Stored records:
Begin
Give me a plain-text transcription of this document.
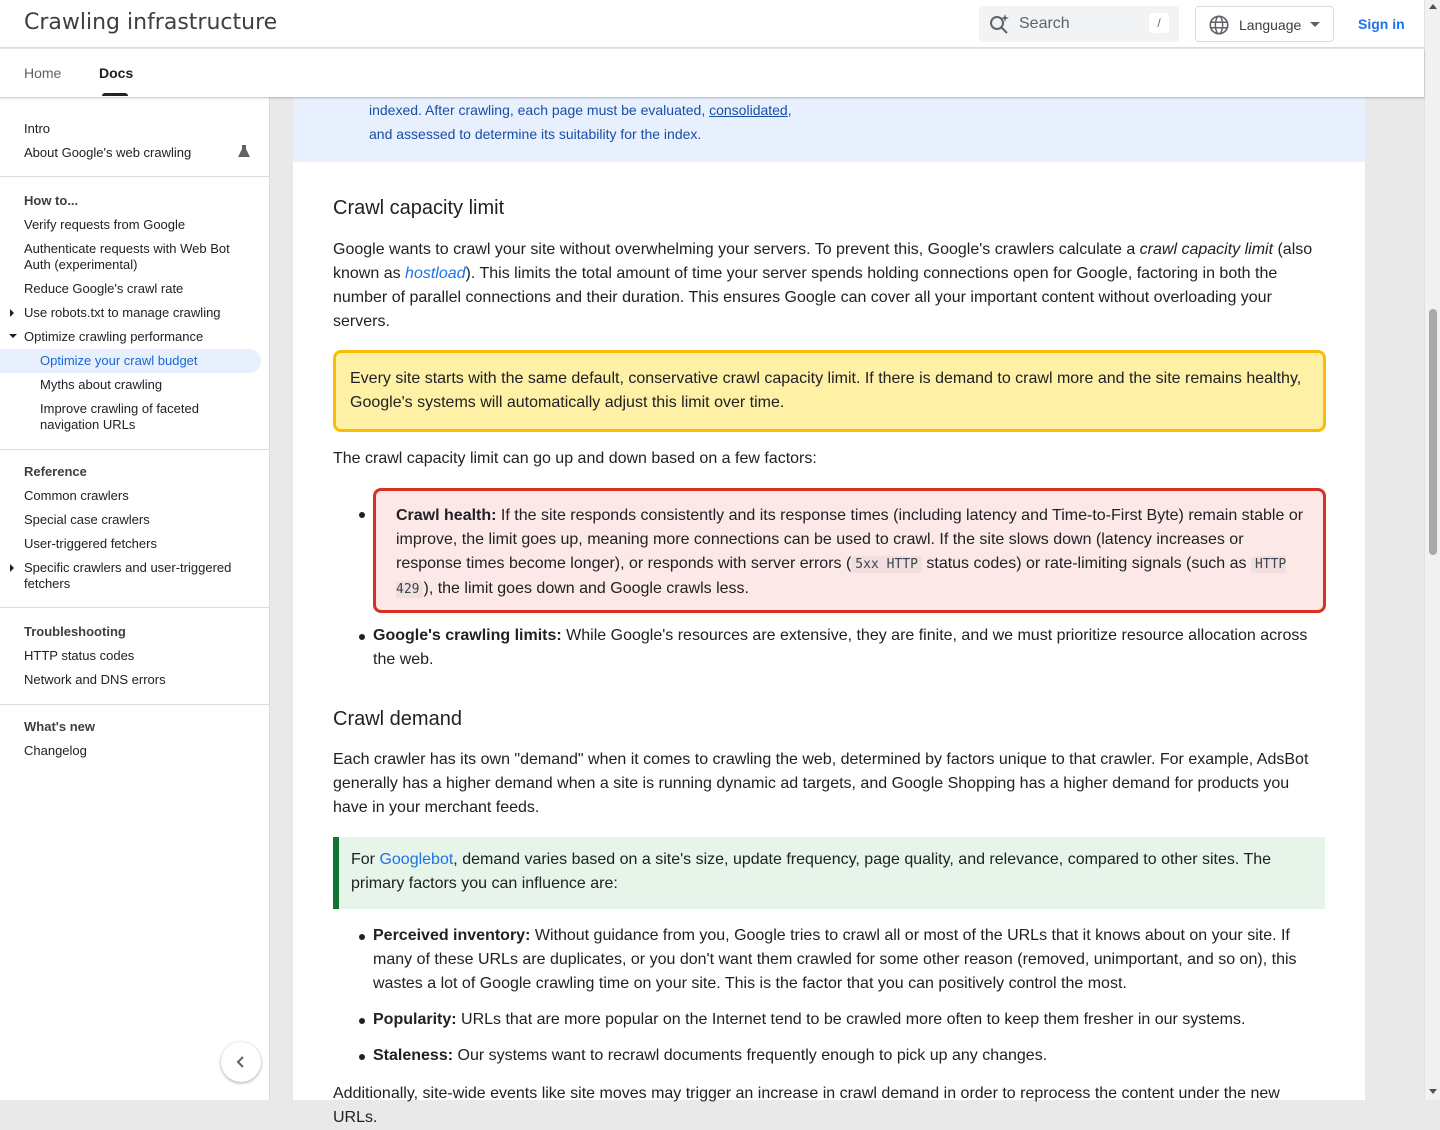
Crawling infrastructure	Search	/	Language	Sign in
Home	Docs
Intro
About Google's web crawling
How to...
Verify requests from Google
Authenticate requests with Web Bot Auth (experimental)
Reduce Google's crawl rate
Use robots.txt to manage crawling
Optimize crawling performance
Optimize your crawl budget
Myths about crawling
Improve crawling of faceted navigation URLs
Reference
Common crawlers
Special case crawlers
User-triggered fetchers
Specific crawlers and user-triggered fetchers
Troubleshooting
HTTP status codes
Network and DNS errors
What's new
Changelog

indexed. After crawling, each page must be evaluated, consolidated,
and assessed to determine its suitability for the index.

Crawl capacity limit

Google wants to crawl your site without overwhelming your servers. To prevent this, Google's crawlers calculate a crawl capacity limit (also known as hostload). This limits the total amount of time your server spends holding connections open for Google, factoring in both the number of parallel connections and their duration. This ensures Google can cover all your important content without overloading your servers.

Every site starts with the same default, conservative crawl capacity limit. If there is demand to crawl more and the site remains healthy, Google's systems will automatically adjust this limit over time.

The crawl capacity limit can go up and down based on a few factors:

Crawl health: If the site responds consistently and its response times (including latency and Time-to-First Byte) remain stable or improve, the limit goes up, meaning more connections can be used to crawl. If the site slows down (latency increases or response times become longer), or responds with server errors ( 5xx HTTP status codes) or rate-limiting signals (such as HTTP 429 ), the limit goes down and Google crawls less.

Google's crawling limits: While Google's resources are extensive, they are finite, and we must prioritize resource allocation across the web.

Crawl demand

Each crawler has its own "demand" when it comes to crawling the web, determined by factors unique to that crawler. For example, AdsBot generally has a higher demand when a site is running dynamic ad targets, and Google Shopping has a higher demand for products you have in your merchant feeds.

For Googlebot, demand varies based on a site's size, update frequency, page quality, and relevance, compared to other sites. The primary factors you can influence are:

Perceived inventory: Without guidance from you, Google tries to crawl all or most of the URLs that it knows about on your site. If many of these URLs are duplicates, or you don't want them crawled for some other reason (removed, unimportant, and so on), this wastes a lot of Google crawling time on your site. This is the factor that you can positively control the most.

Popularity: URLs that are more popular on the Internet tend to be crawled more often to keep them fresher in our systems.

Staleness: Our systems want to recrawl documents frequently enough to pick up any changes.

Additionally, site-wide events like site moves may trigger an increase in crawl demand in order to reprocess the content under the new URLs.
End
■ **Problem description**
State the number of lines in these entries that include the string "must". Provide nothing beyond that number.

■ **Output for this task**
2